**WHAT YOU ARE ASKED TO DO:**
Report only the number of lines in this material that include "JSON".

**Data records:**
◇ ◇ ◇

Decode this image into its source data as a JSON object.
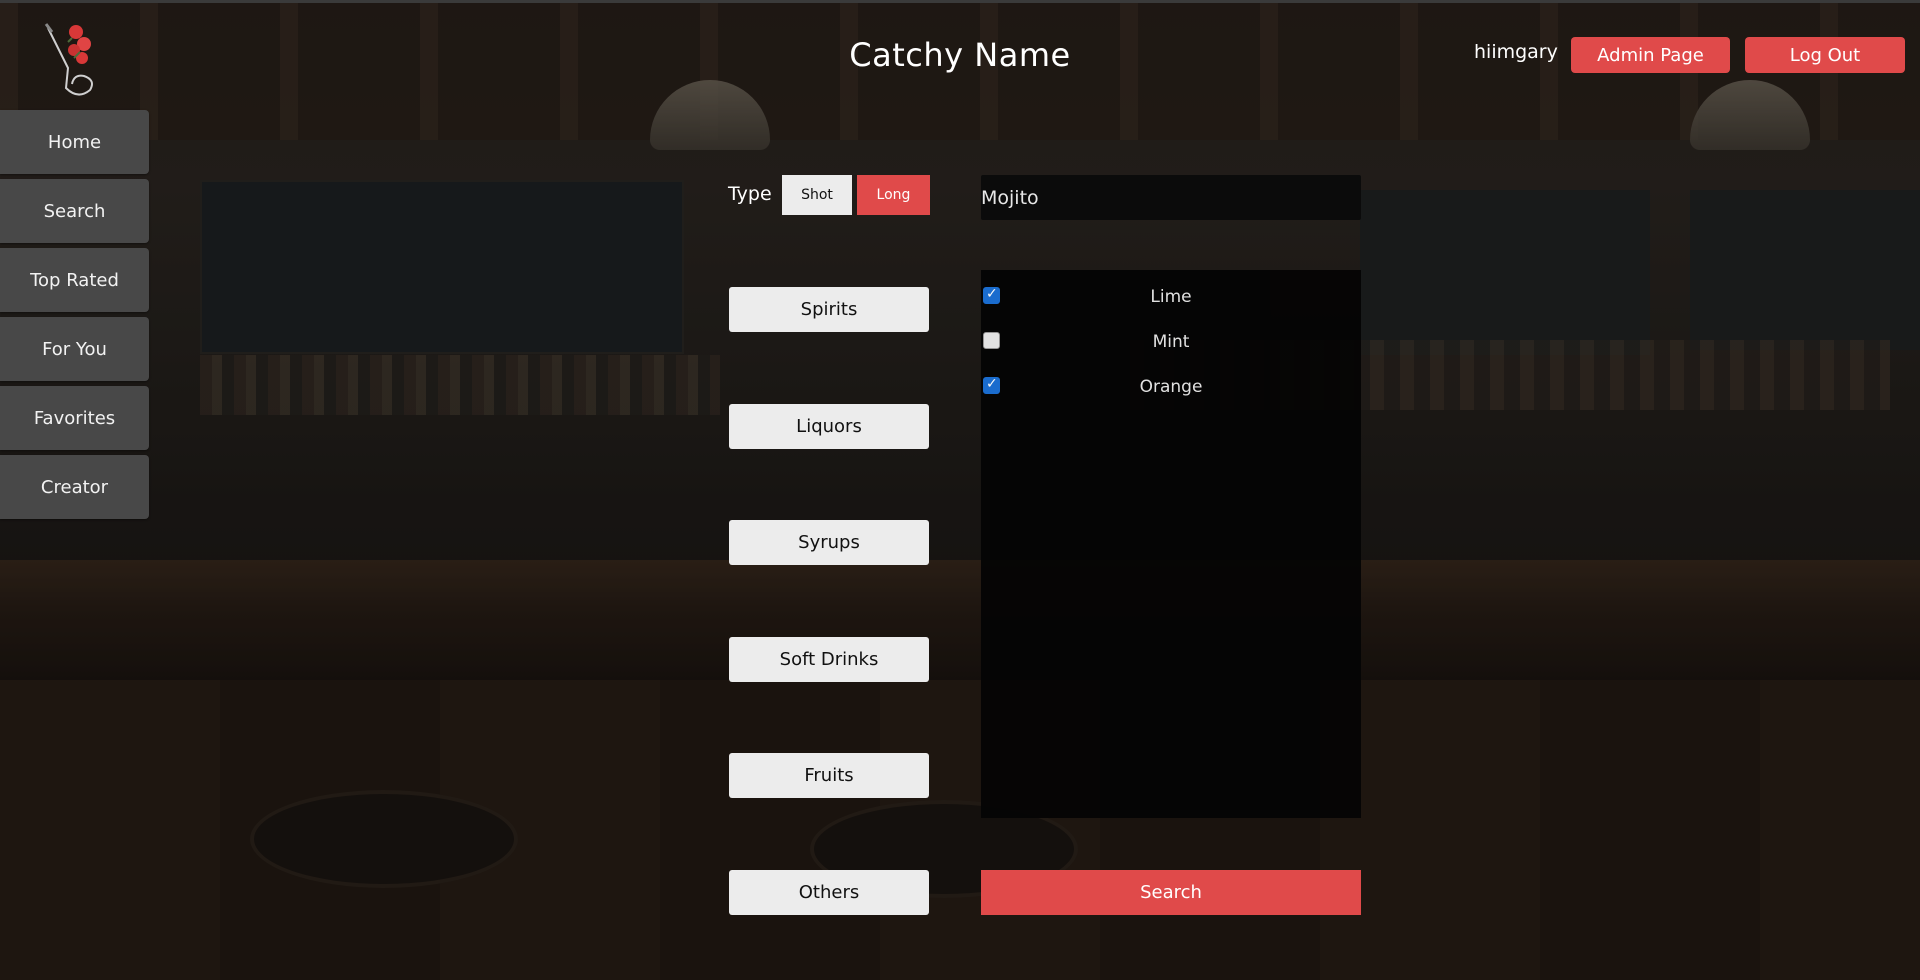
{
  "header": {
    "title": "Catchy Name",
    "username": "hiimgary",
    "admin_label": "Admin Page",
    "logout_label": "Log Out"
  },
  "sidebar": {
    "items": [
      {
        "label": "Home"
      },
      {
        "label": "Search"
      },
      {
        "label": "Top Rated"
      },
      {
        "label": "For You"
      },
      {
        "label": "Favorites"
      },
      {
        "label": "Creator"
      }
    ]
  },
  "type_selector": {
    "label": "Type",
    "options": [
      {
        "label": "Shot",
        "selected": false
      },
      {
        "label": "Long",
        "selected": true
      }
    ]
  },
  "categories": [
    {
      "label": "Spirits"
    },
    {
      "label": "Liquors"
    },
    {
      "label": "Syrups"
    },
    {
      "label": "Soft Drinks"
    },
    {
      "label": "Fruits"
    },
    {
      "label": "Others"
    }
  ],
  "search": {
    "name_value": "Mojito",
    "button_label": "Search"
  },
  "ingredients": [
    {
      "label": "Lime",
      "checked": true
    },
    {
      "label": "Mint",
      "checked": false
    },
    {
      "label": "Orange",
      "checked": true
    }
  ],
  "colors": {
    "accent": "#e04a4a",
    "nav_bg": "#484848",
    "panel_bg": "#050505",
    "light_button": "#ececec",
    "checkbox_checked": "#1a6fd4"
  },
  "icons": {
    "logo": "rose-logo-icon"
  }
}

◇ ◇ ◇

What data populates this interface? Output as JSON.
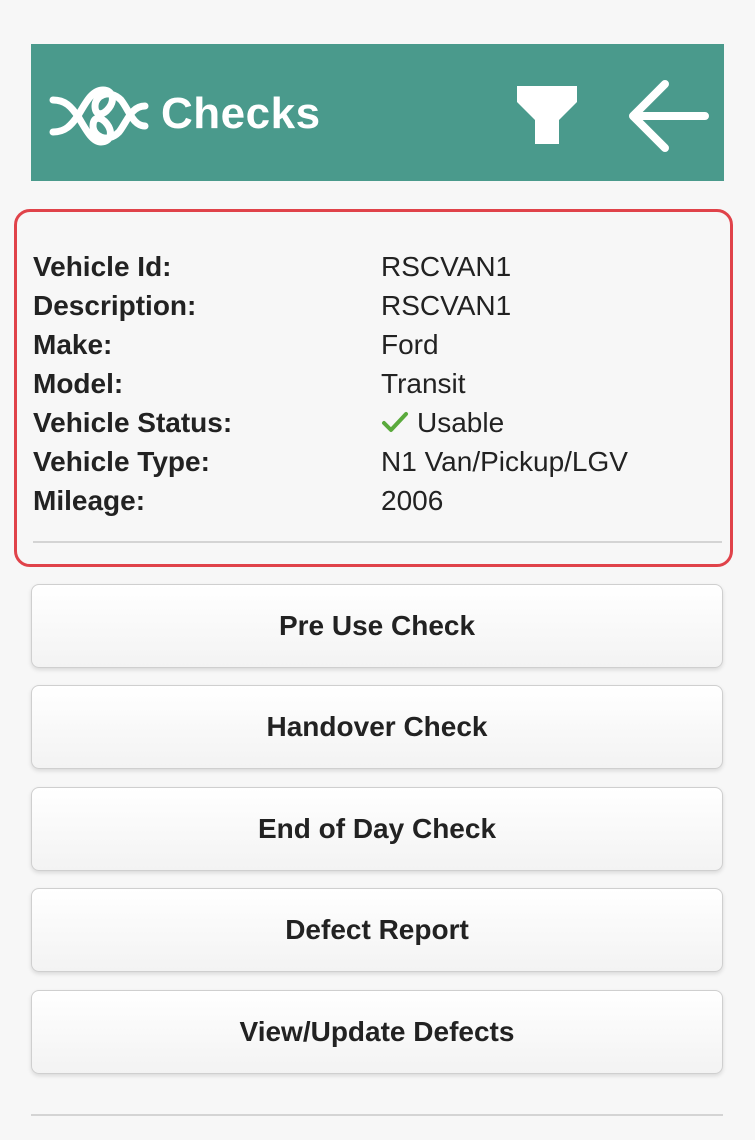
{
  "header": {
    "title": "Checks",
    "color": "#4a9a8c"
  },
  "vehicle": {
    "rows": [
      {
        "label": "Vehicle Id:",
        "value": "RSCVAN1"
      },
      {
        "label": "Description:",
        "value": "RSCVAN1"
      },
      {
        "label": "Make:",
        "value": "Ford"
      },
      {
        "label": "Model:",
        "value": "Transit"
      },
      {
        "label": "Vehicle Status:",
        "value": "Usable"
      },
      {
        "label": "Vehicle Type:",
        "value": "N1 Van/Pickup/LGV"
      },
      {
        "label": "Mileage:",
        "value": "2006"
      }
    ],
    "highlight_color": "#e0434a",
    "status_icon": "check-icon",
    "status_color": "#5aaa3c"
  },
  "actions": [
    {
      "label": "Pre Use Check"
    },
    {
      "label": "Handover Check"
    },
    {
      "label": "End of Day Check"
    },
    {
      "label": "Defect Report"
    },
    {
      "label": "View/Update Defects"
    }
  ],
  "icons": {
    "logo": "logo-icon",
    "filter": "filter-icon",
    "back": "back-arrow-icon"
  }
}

◇ ◇ ◇

**TASK ANSWER:**
2